— Dataset extract —
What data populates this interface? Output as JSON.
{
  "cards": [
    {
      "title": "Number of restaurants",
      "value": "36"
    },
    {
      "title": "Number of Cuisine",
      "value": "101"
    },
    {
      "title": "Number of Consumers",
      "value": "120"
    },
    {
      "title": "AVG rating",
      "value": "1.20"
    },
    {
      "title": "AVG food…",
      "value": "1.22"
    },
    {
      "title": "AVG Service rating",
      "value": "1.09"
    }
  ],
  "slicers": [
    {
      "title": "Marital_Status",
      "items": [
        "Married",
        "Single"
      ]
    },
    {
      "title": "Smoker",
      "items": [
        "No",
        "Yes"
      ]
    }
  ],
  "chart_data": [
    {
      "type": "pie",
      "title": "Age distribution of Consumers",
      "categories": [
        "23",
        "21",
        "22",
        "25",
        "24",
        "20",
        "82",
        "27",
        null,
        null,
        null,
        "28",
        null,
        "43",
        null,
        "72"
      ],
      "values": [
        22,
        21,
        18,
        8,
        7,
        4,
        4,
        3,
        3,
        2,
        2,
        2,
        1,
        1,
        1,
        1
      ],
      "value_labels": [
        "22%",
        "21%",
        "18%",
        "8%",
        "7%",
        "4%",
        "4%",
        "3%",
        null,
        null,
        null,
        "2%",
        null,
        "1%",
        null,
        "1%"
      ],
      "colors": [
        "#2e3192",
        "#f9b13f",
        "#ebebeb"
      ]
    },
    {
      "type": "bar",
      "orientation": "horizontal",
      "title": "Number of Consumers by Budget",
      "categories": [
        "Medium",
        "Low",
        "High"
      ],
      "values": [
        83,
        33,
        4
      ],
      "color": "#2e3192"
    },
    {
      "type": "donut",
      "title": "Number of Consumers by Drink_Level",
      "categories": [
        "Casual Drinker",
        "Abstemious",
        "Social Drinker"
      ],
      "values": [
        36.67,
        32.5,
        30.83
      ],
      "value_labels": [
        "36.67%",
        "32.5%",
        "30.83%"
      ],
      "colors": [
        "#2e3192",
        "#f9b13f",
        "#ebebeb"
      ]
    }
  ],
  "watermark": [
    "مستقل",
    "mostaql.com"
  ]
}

— Task brief —
Retype every entry above, word for word.

— Output below —
What data populates this interface? Output as JSON.
{
  "cards": [
    {
      "title": "Number of restaurants",
      "value": "36"
    },
    {
      "title": "Number of Cuisine",
      "value": "101"
    },
    {
      "title": "Number of Consumers",
      "value": "120"
    },
    {
      "title": "AVG rating",
      "value": "1.20"
    },
    {
      "title": "AVG food…",
      "value": "1.22"
    },
    {
      "title": "AVG Service rating",
      "value": "1.09"
    }
  ],
  "slicers": [
    {
      "title": "Marital_Status",
      "items": [
        "Married",
        "Single"
      ]
    },
    {
      "title": "Smoker",
      "items": [
        "No",
        "Yes"
      ]
    }
  ],
  "chart_data": [
    {
      "type": "pie",
      "title": "Age distribution of Consumers",
      "categories": [
        "23",
        "21",
        "22",
        "25",
        "24",
        "20",
        "82",
        "27",
        null,
        null,
        null,
        "28",
        null,
        "43",
        null,
        "72"
      ],
      "values": [
        22,
        21,
        18,
        8,
        7,
        4,
        4,
        3,
        3,
        2,
        2,
        2,
        1,
        1,
        1,
        1
      ],
      "value_labels": [
        "22%",
        "21%",
        "18%",
        "8%",
        "7%",
        "4%",
        "4%",
        "3%",
        null,
        null,
        null,
        "2%",
        null,
        "1%",
        null,
        "1%"
      ],
      "colors": [
        "#2e3192",
        "#f9b13f",
        "#ebebeb"
      ]
    },
    {
      "type": "bar",
      "orientation": "horizontal",
      "title": "Number of Consumers by Budget",
      "categories": [
        "Medium",
        "Low",
        "High"
      ],
      "values": [
        83,
        33,
        4
      ],
      "color": "#2e3192"
    },
    {
      "type": "donut",
      "title": "Number of Consumers by Drink_Level",
      "categories": [
        "Casual Drinker",
        "Abstemious",
        "Social Drinker"
      ],
      "values": [
        36.67,
        32.5,
        30.83
      ],
      "value_labels": [
        "36.67%",
        "32.5%",
        "30.83%"
      ],
      "colors": [
        "#2e3192",
        "#f9b13f",
        "#ebebeb"
      ]
    }
  ],
  "watermark": [
    "مستقل",
    "mostaql.com"
  ]
}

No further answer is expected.